• **Data supplied**
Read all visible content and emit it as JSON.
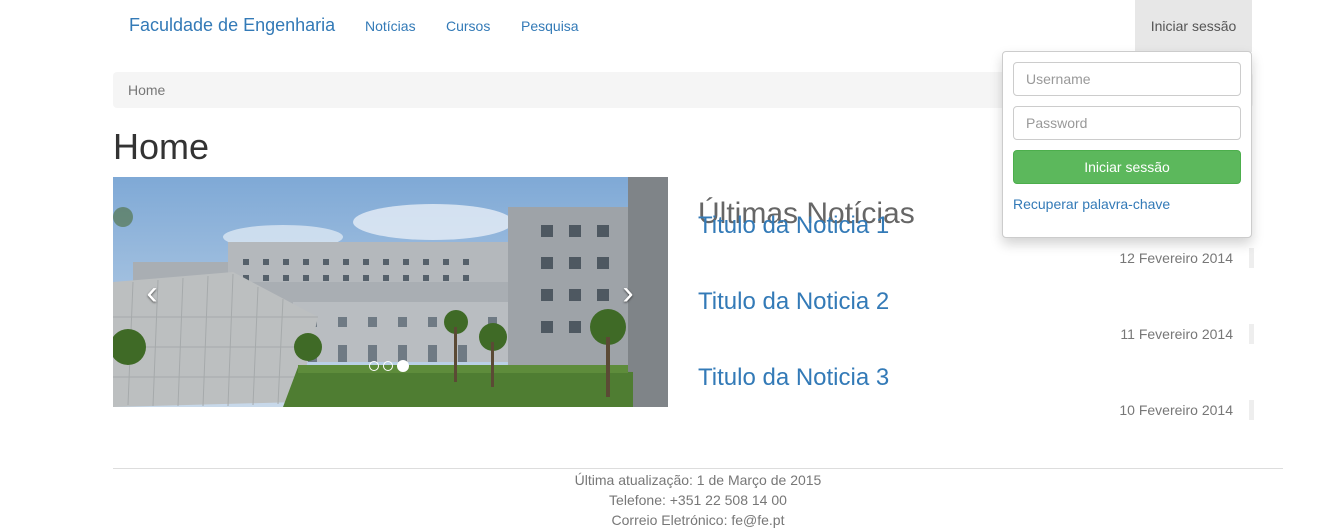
{
  "navbar": {
    "brand": "Faculdade de Engenharia",
    "links": [
      "Notícias",
      "Cursos",
      "Pesquisa"
    ],
    "login_label": "Iniciar sessão"
  },
  "breadcrumb": {
    "current": "Home"
  },
  "page": {
    "title": "Home"
  },
  "carousel": {
    "prev_glyph": "‹",
    "next_glyph": "›",
    "slide_count": 3,
    "active_slide": 3
  },
  "news": {
    "heading": "Últimas Notícias",
    "items": [
      {
        "title": "Titulo da Noticia 1",
        "date": "12 Fevereiro 2014"
      },
      {
        "title": "Titulo da Noticia 2",
        "date": "11 Fevereiro 2014"
      },
      {
        "title": "Titulo da Noticia 3",
        "date": "10 Fevereiro 2014"
      }
    ]
  },
  "footer": {
    "updated": "Última atualização: 1 de Março de 2015",
    "phone": "Telefone: +351 22 508 14 00",
    "email": "Correio Eletrónico: fe@fe.pt"
  },
  "login": {
    "username_placeholder": "Username",
    "password_placeholder": "Password",
    "submit_label": "Iniciar sessão",
    "recover_label": "Recuperar palavra-chave"
  },
  "colors": {
    "link": "#337ab7",
    "success": "#5cb85c",
    "breadcrumb_bg": "#f5f5f5",
    "nav_active_bg": "#e7e7e7"
  }
}
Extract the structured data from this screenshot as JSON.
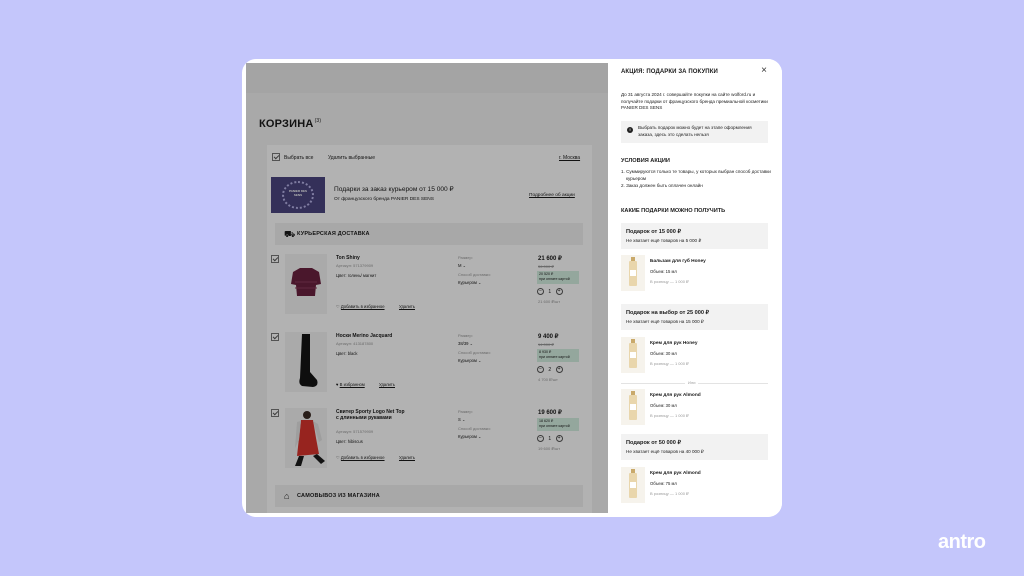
{
  "cart": {
    "title": "КОРЗИНА",
    "count": "(3)",
    "select_all": "Выбрать все",
    "delete_selected": "Удалить выбранные",
    "city": "г. Москва",
    "promo": {
      "image_text": "PANIER DES SENS",
      "title": "Подарки за заказ курьером от 15 000 ₽",
      "subtitle": "От французского бренда PANIER DES SENS",
      "link": "Подробнее об акции"
    },
    "courier_section": "КУРЬЕРСКАЯ ДОСТАВКА",
    "pickup_section": "САМОВЫВОЗ ИЗ МАГАЗИНА",
    "size_label": "Размер:",
    "delivery_label": "Способ доставки:",
    "items": [
      {
        "name": "Ton Shiny",
        "article": "Артикул: 571379909",
        "color": "Цвет: голень/ магнит",
        "size": "M",
        "delivery": "Курьером",
        "price": "21 600 ₽",
        "old_price": "36 000 ₽",
        "card_price": "20 520 ₽",
        "card_note": "при оплате картой",
        "qty": "1",
        "unit_price": "21 600 ₽/шт",
        "fav": "Добавить в избранное",
        "delete": "Удалить"
      },
      {
        "name": "Носки Merino Jacquard",
        "article": "Артикул: 413187800",
        "color": "Цвет: black",
        "size": "38/39",
        "delivery": "Курьером",
        "price": "9 400 ₽",
        "old_price": "14 000 ₽",
        "card_price": "8 930 ₽",
        "card_note": "при оплате картой",
        "qty": "2",
        "unit_price": "4 700 ₽/шт",
        "fav": "В избранном",
        "delete": "Удалить"
      },
      {
        "name": "Свитер Sporty Logo Net Top с длинными рукавами",
        "article": "Артикул: 571579909",
        "color": "Цвет: hibiscus",
        "size": "S",
        "delivery": "Курьером",
        "price": "19 600 ₽",
        "old_price": "",
        "card_price": "18 620 ₽",
        "card_note": "при оплате картой",
        "qty": "1",
        "unit_price": "19 600 ₽/шт",
        "fav": "Добавить в избранное",
        "delete": "Удалить"
      }
    ]
  },
  "modal": {
    "title": "АКЦИЯ: ПОДАРКИ ЗА ПОКУПКИ",
    "intro": "До 31 августа 2024 г. совершайте покупки на сайте wolford.ru и получайте подарки от французского бренда премиальной косметики PANIER DES SENS",
    "info": "Выбрать подарок можно будет на этапе оформления заказа, здесь это сделать нельзя",
    "conditions_title": "УСЛОВИЯ АКЦИИ",
    "conditions": [
      "1. Суммируются только те товары, у которых выбран способ доставки курьером",
      "2. Заказ должен быть оплачен онлайн"
    ],
    "gifts_title": "КАКИЕ ПОДАРКИ МОЖНО ПОЛУЧИТЬ",
    "or": "Или",
    "tiers": [
      {
        "title": "Подарок от 15 000 ₽",
        "missing": "Не хватает ещё товаров на 5 000 ₽"
      },
      {
        "title": "Подарок на выбор от 25 000 ₽",
        "missing": "Не хватает ещё товаров на 15 000 ₽"
      },
      {
        "title": "Подарок от 50 000 ₽",
        "missing": "Не хватает ещё товаров на 40 000 ₽"
      }
    ],
    "gifts": [
      {
        "name": "Бальзам для губ Honey",
        "volume": "Объем: 15 мл",
        "retail": "В розницу — 1 000 ₽"
      },
      {
        "name": "Крем для рук Honey",
        "volume": "Объем: 30 мл",
        "retail": "В розницу — 1 000 ₽"
      },
      {
        "name": "Крем для рук Almond",
        "volume": "Объем: 30 мл",
        "retail": "В розницу — 1 000 ₽"
      },
      {
        "name": "Крем для рук Almond",
        "volume": "Объем: 75 мл",
        "retail": "В розницу — 1 000 ₽"
      }
    ]
  },
  "brand": "antro"
}
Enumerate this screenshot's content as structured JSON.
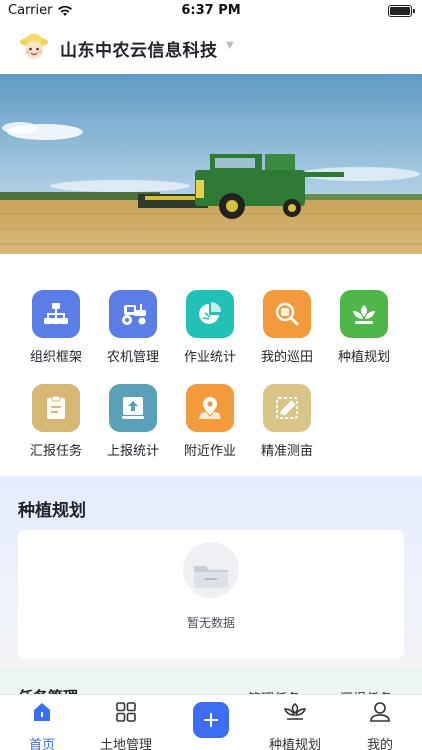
{
  "status_bar": {
    "carrier": "Carrier",
    "time": "6:37 PM"
  },
  "header": {
    "company": "山东中农云信息科技"
  },
  "grid": [
    {
      "label": "组织框架",
      "icon": "org-chart-icon",
      "color": "#5b7de8"
    },
    {
      "label": "农机管理",
      "icon": "tractor-icon",
      "color": "#5b7de8"
    },
    {
      "label": "作业统计",
      "icon": "pie-chart-icon",
      "color": "#21c1b7"
    },
    {
      "label": "我的巡田",
      "icon": "search-field-icon",
      "color": "#f39b3c"
    },
    {
      "label": "种植规划",
      "icon": "sprout-icon",
      "color": "#4fb64a"
    },
    {
      "label": "汇报任务",
      "icon": "clipboard-icon",
      "color": "#d6b874"
    },
    {
      "label": "上报统计",
      "icon": "upload-icon",
      "color": "#5aa0b8"
    },
    {
      "label": "附近作业",
      "icon": "location-pin-icon",
      "color": "#f39b3c"
    },
    {
      "label": "精准测亩",
      "icon": "ruler-icon",
      "color": "#d9c48a"
    }
  ],
  "planting": {
    "title": "种植规划",
    "empty_text": "暂无数据"
  },
  "tasks": {
    "title": "任务管理",
    "tab1": "管理任务",
    "tab2": "汇报任务"
  },
  "tabbar": [
    {
      "label": "首页",
      "icon": "home-icon",
      "active": true
    },
    {
      "label": "土地管理",
      "icon": "grid-icon",
      "active": false
    },
    {
      "label": "",
      "icon": "plus-icon",
      "active": false
    },
    {
      "label": "种植规划",
      "icon": "plant-icon",
      "active": false
    },
    {
      "label": "我的",
      "icon": "user-icon",
      "active": false
    }
  ],
  "colors": {
    "accent": "#3b6ef5"
  }
}
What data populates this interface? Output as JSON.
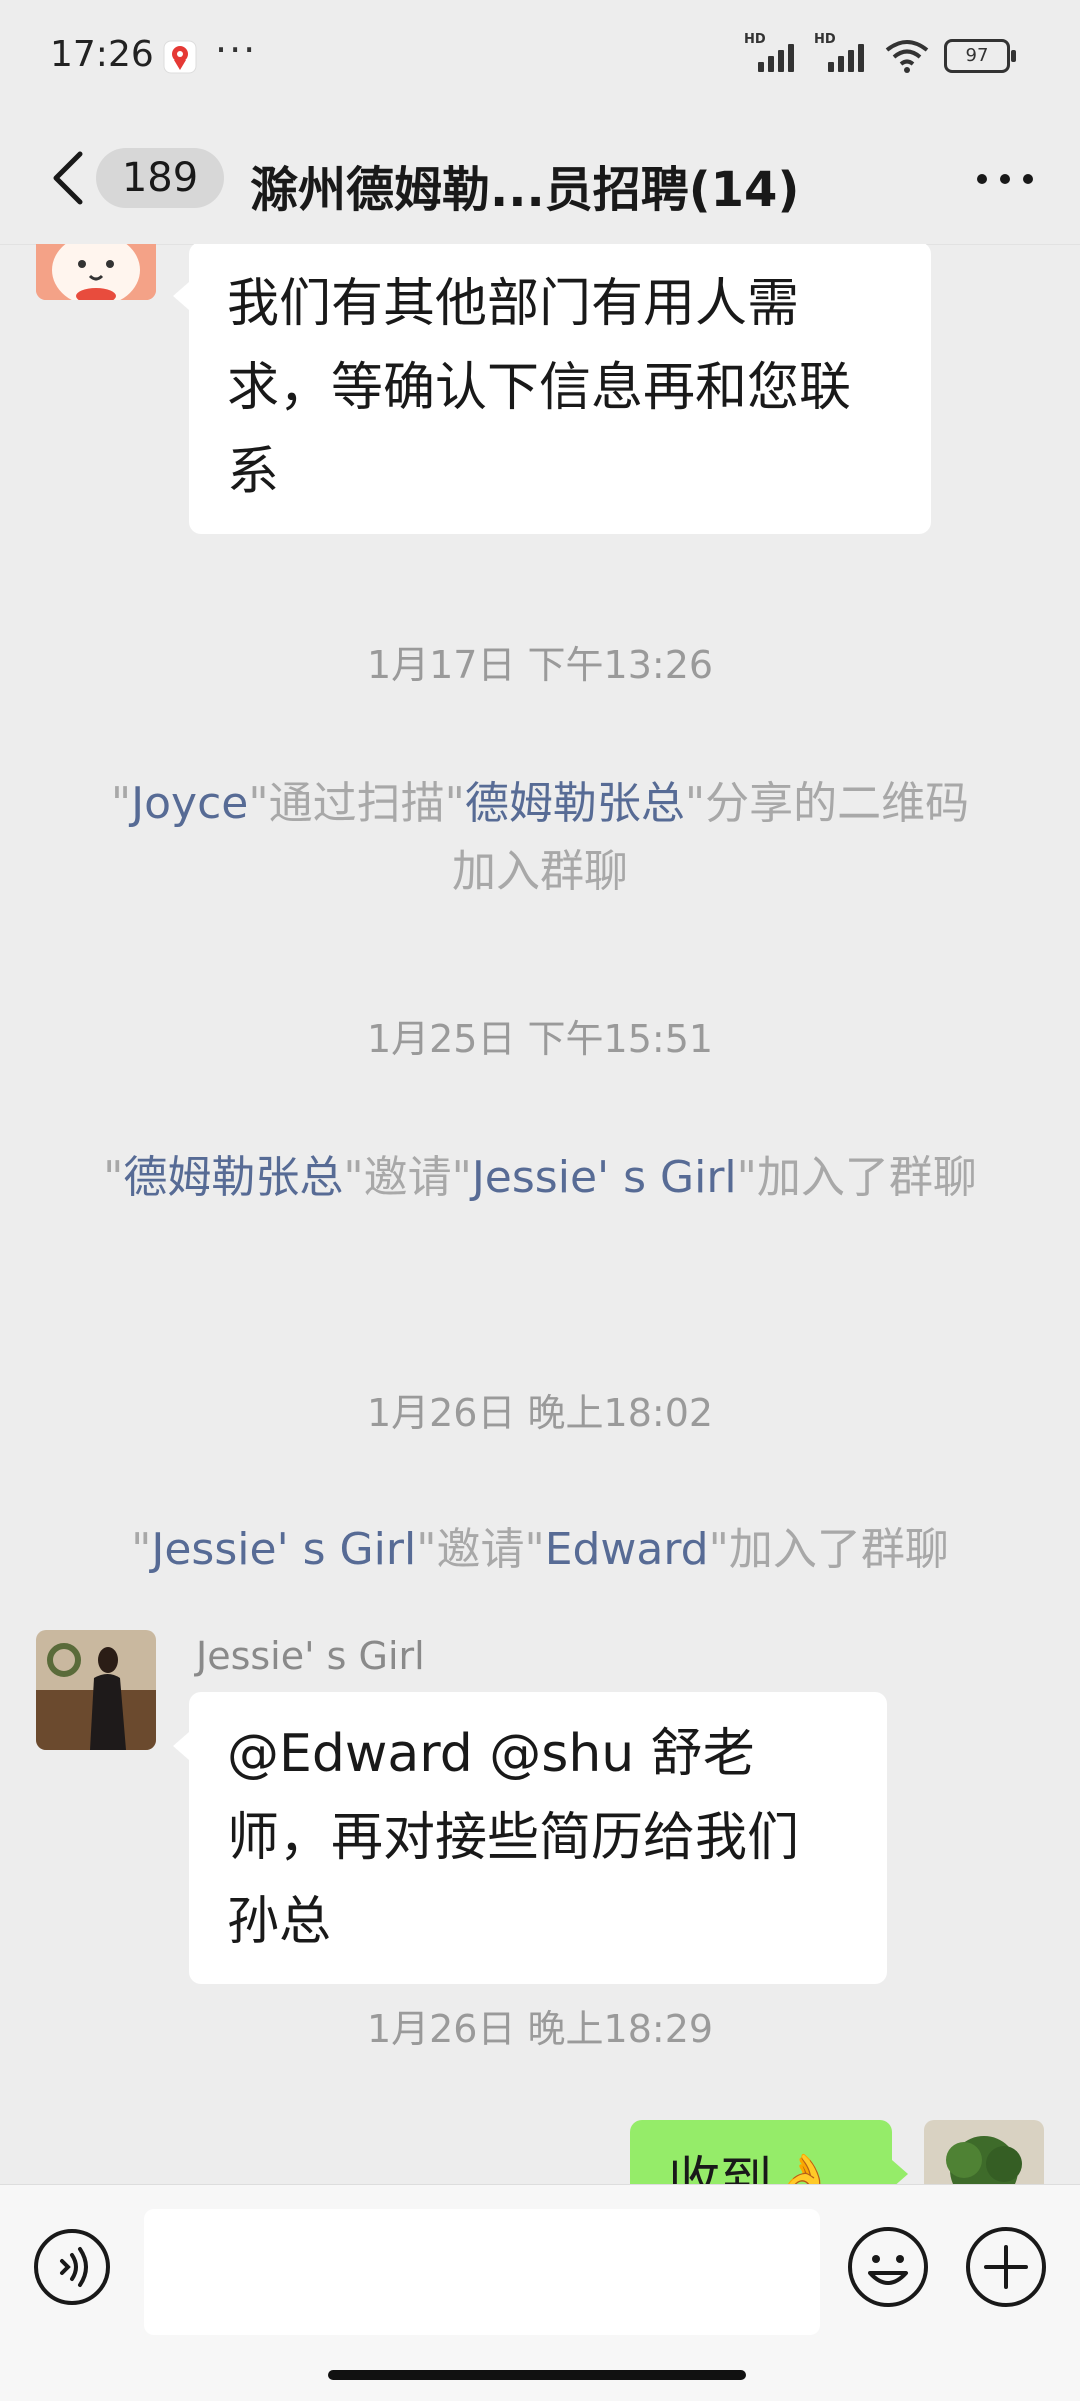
{
  "status_bar": {
    "time": "17:26",
    "more": "···",
    "hd1": "HD",
    "hd2": "HD",
    "battery": "97"
  },
  "header": {
    "unread_count": "189",
    "title": "滁州德姆勒...员招聘(14)"
  },
  "messages": {
    "first_bubble": "我们有其他部门有用人需求，等确认下信息再和您联系",
    "time1": "1月17日 下午13:26",
    "sys1": {
      "q1": "\"",
      "name1": "Joyce",
      "t1": "\"通过扫描\"",
      "name2": "德姆勒张总",
      "t2": "\"分享的二维码加入群聊"
    },
    "time2": "1月25日 下午15:51",
    "sys2": {
      "q1": "\"",
      "name1": "德姆勒张总",
      "t1": "\"邀请\"",
      "name2": "Jessie' s Girl",
      "t2": "\"加入了群聊"
    },
    "time3": "1月26日 晚上18:02",
    "sys3": {
      "q1": "\"",
      "name1": "Jessie' s Girl",
      "t1": "\"邀请\"",
      "name2": "Edward",
      "t2": "\"加入了群聊"
    },
    "sender": "Jessie' s Girl",
    "jessie_bubble": "@Edward @shu  舒老师，再对接些简历给我们孙总",
    "time4": "1月26日 晚上18:29",
    "my_bubble": "收到👌"
  },
  "colors": {
    "background": "#EDEDED",
    "name_link": "#576B95",
    "my_bubble": "#95EC69",
    "system_text": "#A8A8A8"
  },
  "input_bar": {
    "voice_icon": "voice-icon",
    "emoji_icon": "emoji-icon",
    "plus_icon": "plus-icon"
  }
}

• **Short task**
Which lines contain the word "Iniciar"? Copy each of them.

• **Answer in full**
    "login_label": "Iniciar sessão"
    "submit_label": "Iniciar sessão",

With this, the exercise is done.